→ Given data
((

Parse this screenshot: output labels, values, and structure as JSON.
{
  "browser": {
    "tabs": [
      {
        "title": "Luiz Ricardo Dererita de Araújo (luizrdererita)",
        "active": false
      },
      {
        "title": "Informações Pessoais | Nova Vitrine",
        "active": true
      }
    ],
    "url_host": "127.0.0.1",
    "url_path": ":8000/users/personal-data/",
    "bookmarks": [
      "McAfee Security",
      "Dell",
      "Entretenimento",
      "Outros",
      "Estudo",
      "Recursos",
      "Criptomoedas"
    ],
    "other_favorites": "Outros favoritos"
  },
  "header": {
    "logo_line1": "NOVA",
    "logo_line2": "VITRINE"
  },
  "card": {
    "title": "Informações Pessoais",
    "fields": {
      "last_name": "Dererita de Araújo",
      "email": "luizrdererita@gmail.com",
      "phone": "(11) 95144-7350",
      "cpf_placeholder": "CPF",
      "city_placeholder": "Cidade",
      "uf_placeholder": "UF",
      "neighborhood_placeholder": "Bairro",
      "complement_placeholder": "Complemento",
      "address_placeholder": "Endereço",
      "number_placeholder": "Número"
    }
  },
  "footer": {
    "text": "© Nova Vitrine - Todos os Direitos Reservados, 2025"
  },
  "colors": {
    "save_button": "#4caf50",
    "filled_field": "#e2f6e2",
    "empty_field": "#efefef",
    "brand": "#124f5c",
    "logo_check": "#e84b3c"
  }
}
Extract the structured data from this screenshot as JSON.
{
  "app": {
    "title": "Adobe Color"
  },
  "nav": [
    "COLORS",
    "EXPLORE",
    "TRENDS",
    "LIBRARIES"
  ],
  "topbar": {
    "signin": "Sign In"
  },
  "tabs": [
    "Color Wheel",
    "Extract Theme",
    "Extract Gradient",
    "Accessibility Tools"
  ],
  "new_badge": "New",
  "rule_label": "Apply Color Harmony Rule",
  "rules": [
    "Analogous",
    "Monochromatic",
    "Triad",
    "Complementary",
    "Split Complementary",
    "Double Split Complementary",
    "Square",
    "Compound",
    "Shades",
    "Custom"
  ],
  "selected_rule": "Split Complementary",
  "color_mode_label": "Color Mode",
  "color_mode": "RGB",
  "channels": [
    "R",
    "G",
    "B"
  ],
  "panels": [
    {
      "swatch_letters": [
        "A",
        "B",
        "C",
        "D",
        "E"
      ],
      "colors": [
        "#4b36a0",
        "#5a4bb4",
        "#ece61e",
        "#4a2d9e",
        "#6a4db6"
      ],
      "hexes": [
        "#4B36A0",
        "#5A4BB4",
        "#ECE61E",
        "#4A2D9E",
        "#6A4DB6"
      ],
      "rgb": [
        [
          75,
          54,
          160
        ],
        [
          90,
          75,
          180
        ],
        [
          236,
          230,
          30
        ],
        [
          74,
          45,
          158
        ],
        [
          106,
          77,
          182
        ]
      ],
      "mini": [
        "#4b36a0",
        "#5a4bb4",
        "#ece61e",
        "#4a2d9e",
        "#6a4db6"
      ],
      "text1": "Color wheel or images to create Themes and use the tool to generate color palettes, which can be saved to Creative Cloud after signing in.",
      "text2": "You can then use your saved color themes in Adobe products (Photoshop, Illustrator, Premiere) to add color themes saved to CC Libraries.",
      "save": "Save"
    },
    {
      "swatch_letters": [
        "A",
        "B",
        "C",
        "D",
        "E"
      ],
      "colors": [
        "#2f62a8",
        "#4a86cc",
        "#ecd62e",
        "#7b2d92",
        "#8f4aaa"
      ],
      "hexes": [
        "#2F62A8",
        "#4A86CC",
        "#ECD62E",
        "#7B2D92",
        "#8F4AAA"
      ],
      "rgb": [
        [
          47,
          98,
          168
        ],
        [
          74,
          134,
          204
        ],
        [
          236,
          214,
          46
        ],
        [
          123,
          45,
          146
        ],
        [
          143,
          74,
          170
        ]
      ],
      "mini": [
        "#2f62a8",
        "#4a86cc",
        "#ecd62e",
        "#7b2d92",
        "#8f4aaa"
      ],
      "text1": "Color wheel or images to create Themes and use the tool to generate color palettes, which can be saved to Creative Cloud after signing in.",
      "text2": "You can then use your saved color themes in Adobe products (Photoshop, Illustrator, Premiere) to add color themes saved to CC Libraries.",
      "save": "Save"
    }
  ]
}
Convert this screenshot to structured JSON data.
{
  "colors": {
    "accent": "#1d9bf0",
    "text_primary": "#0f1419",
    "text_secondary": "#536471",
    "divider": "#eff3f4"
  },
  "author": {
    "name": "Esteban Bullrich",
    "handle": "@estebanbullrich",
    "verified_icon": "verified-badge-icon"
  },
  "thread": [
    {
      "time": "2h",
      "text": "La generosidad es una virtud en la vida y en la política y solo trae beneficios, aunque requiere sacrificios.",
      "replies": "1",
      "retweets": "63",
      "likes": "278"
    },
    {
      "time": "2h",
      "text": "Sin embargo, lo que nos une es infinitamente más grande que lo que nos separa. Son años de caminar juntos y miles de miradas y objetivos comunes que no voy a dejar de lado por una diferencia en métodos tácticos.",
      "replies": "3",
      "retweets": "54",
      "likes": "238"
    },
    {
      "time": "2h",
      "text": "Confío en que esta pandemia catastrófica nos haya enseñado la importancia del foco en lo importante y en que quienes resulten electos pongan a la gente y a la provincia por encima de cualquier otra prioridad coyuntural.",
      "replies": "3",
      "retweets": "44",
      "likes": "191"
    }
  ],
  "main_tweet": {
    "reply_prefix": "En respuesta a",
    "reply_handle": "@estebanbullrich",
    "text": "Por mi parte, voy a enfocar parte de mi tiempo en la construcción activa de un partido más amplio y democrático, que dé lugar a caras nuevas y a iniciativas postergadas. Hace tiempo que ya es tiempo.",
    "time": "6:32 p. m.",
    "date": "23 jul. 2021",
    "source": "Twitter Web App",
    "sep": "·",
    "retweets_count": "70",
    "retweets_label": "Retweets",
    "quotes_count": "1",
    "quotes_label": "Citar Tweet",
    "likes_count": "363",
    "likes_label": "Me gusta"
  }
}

))

→ Short problem
All entries shown above should be printed again exactly.

→ The output
Parse this screenshot: output labels, values, and structure as JSON.
{
  "browser": {
    "tabs": [
      {
        "title": "Luiz Ricardo Dererita de Araújo (luizrdererita)",
        "active": false
      },
      {
        "title": "Informações Pessoais | Nova Vitrine",
        "active": true
      }
    ],
    "url_host": "127.0.0.1",
    "url_path": ":8000/users/personal-data/",
    "bookmarks": [
      "McAfee Security",
      "Dell",
      "Entretenimento",
      "Outros",
      "Estudo",
      "Recursos",
      "Criptomoedas"
    ],
    "other_favorites": "Outros favoritos"
  },
  "header": {
    "logo_line1": "NOVA",
    "logo_line2": "VITRINE"
  },
  "card": {
    "title": "Informações Pessoais",
    "fields": {
      "last_name": "Dererita de Araújo",
      "email": "luizrdererita@gmail.com",
      "phone": "(11) 95144-7350",
      "cpf_placeholder": "CPF",
      "city_placeholder": "Cidade",
      "uf_placeholder": "UF",
      "neighborhood_placeholder": "Bairro",
      "complement_placeholder": "Complemento",
      "address_placeholder": "Endereço",
      "number_placeholder": "Número"
    }
  },
  "footer": {
    "text": "© Nova Vitrine - Todos os Direitos Reservados, 2025"
  },
  "colors": {
    "save_button": "#4caf50",
    "filled_field": "#e2f6e2",
    "empty_field": "#efefef",
    "brand": "#124f5c",
    "logo_check": "#e84b3c"
  }
}
Extract the structured data from this screenshot as JSON.
{
  "app": {
    "title": "Adobe Color"
  },
  "nav": [
    "COLORS",
    "EXPLORE",
    "TRENDS",
    "LIBRARIES"
  ],
  "topbar": {
    "signin": "Sign In"
  },
  "tabs": [
    "Color Wheel",
    "Extract Theme",
    "Extract Gradient",
    "Accessibility Tools"
  ],
  "new_badge": "New",
  "rule_label": "Apply Color Harmony Rule",
  "rules": [
    "Analogous",
    "Monochromatic",
    "Triad",
    "Complementary",
    "Split Complementary",
    "Double Split Complementary",
    "Square",
    "Compound",
    "Shades",
    "Custom"
  ],
  "selected_rule": "Split Complementary",
  "color_mode_label": "Color Mode",
  "color_mode": "RGB",
  "channels": [
    "R",
    "G",
    "B"
  ],
  "panels": [
    {
      "swatch_letters": [
        "A",
        "B",
        "C",
        "D",
        "E"
      ],
      "colors": [
        "#4b36a0",
        "#5a4bb4",
        "#ece61e",
        "#4a2d9e",
        "#6a4db6"
      ],
      "hexes": [
        "#4B36A0",
        "#5A4BB4",
        "#ECE61E",
        "#4A2D9E",
        "#6A4DB6"
      ],
      "rgb": [
        [
          75,
          54,
          160
        ],
        [
          90,
          75,
          180
        ],
        [
          236,
          230,
          30
        ],
        [
          74,
          45,
          158
        ],
        [
          106,
          77,
          182
        ]
      ],
      "mini": [
        "#4b36a0",
        "#5a4bb4",
        "#ece61e",
        "#4a2d9e",
        "#6a4db6"
      ],
      "text1": "Color wheel or images to create Themes and use the tool to generate color palettes, which can be saved to Creative Cloud after signing in.",
      "text2": "You can then use your saved color themes in Adobe products (Photoshop, Illustrator, Premiere) to add color themes saved to CC Libraries.",
      "save": "Save"
    },
    {
      "swatch_letters": [
        "A",
        "B",
        "C",
        "D",
        "E"
      ],
      "colors": [
        "#2f62a8",
        "#4a86cc",
        "#ecd62e",
        "#7b2d92",
        "#8f4aaa"
      ],
      "hexes": [
        "#2F62A8",
        "#4A86CC",
        "#ECD62E",
        "#7B2D92",
        "#8F4AAA"
      ],
      "rgb": [
        [
          47,
          98,
          168
        ],
        [
          74,
          134,
          204
        ],
        [
          236,
          214,
          46
        ],
        [
          123,
          45,
          146
        ],
        [
          143,
          74,
          170
        ]
      ],
      "mini": [
        "#2f62a8",
        "#4a86cc",
        "#ecd62e",
        "#7b2d92",
        "#8f4aaa"
      ],
      "text1": "Color wheel or images to create Themes and use the tool to generate color palettes, which can be saved to Creative Cloud after signing in.",
      "text2": "You can then use your saved color themes in Adobe products (Photoshop, Illustrator, Premiere) to add color themes saved to CC Libraries.",
      "save": "Save"
    }
  ]
}
Convert this screenshot to structured JSON data.
{
  "colors": {
    "accent": "#1d9bf0",
    "text_primary": "#0f1419",
    "text_secondary": "#536471",
    "divider": "#eff3f4"
  },
  "author": {
    "name": "Esteban Bullrich",
    "handle": "@estebanbullrich",
    "verified_icon": "verified-badge-icon"
  },
  "thread": [
    {
      "time": "2h",
      "text": "La generosidad es una virtud en la vida y en la política y solo trae beneficios, aunque requiere sacrificios.",
      "replies": "1",
      "retweets": "63",
      "likes": "278"
    },
    {
      "time": "2h",
      "text": "Sin embargo, lo que nos une es infinitamente más grande que lo que nos separa. Son años de caminar juntos y miles de miradas y objetivos comunes que no voy a dejar de lado por una diferencia en métodos tácticos.",
      "replies": "3",
      "retweets": "54",
      "likes": "238"
    },
    {
      "time": "2h",
      "text": "Confío en que esta pandemia catastrófica nos haya enseñado la importancia del foco en lo importante y en que quienes resulten electos pongan a la gente y a la provincia por encima de cualquier otra prioridad coyuntural.",
      "replies": "3",
      "retweets": "44",
      "likes": "191"
    }
  ],
  "main_tweet": {
    "reply_prefix": "En respuesta a",
    "reply_handle": "@estebanbullrich",
    "text": "Por mi parte, voy a enfocar parte de mi tiempo en la construcción activa de un partido más amplio y democrático, que dé lugar a caras nuevas y a iniciativas postergadas. Hace tiempo que ya es tiempo.",
    "time": "6:32 p. m.",
    "date": "23 jul. 2021",
    "source": "Twitter Web App",
    "sep": "·",
    "retweets_count": "70",
    "retweets_label": "Retweets",
    "quotes_count": "1",
    "quotes_label": "Citar Tweet",
    "likes_count": "363",
    "likes_label": "Me gusta"
  }
}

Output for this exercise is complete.